# Short exercise
Going through the material below, please gather all lines with the word "Mistake" in them.

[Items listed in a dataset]
╔══

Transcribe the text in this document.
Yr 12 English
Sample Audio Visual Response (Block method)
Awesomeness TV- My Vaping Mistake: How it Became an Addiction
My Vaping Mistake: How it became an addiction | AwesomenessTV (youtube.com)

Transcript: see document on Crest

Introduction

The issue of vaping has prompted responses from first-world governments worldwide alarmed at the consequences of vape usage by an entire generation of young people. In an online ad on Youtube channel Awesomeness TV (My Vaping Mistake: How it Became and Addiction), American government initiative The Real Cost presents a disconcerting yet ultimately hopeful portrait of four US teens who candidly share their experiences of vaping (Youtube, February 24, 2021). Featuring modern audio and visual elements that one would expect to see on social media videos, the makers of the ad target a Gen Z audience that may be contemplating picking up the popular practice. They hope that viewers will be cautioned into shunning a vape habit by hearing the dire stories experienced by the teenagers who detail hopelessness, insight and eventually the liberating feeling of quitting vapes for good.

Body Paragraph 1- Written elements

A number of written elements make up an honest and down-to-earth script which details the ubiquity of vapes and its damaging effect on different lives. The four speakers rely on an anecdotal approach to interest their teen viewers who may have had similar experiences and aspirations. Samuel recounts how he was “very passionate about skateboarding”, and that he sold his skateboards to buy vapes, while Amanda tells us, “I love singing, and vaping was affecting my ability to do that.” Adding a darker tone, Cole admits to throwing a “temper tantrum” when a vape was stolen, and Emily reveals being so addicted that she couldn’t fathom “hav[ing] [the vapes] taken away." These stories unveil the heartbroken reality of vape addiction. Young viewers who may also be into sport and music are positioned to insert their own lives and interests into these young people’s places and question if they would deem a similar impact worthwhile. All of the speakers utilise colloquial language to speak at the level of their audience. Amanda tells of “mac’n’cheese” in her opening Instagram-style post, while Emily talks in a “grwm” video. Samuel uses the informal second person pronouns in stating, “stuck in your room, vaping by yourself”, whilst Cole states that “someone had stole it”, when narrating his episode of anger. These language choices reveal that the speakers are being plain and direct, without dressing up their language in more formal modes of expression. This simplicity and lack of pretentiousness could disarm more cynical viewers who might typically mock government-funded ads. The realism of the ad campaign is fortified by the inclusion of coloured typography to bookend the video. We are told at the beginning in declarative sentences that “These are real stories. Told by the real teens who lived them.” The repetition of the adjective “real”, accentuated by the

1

╚══

# Task output
Awesomeness TV- My Vaping Mistake: How it Became an Addiction
My Vaping Mistake: How it became an addiction | AwesomenessTV (youtube.com)
The issue of vaping has prompted responses from first-world governments worldwide alarmed at the consequences of vape usage by an entire generation of young people. In an online ad on Youtube channel Awesomeness TV (My Vaping Mistake: How it Became and Addiction), American government initiative The Real Cost presents a disconcerting yet ultimately hopeful portrait of four US teens who candidly share their experiences of vaping (Youtube, February 24, 2021). Featuring modern audio and visual elements that one would expect to see on social media videos, the makers of the ad target a Gen Z audience that may be contemplating picking up the popular practice. They hope that viewers will be cautioned into shunning a vape habit by hearing the dire stories experienced by the teenagers who detail hopelessness, insight and eventually the liberating feeling of quitting vapes for good.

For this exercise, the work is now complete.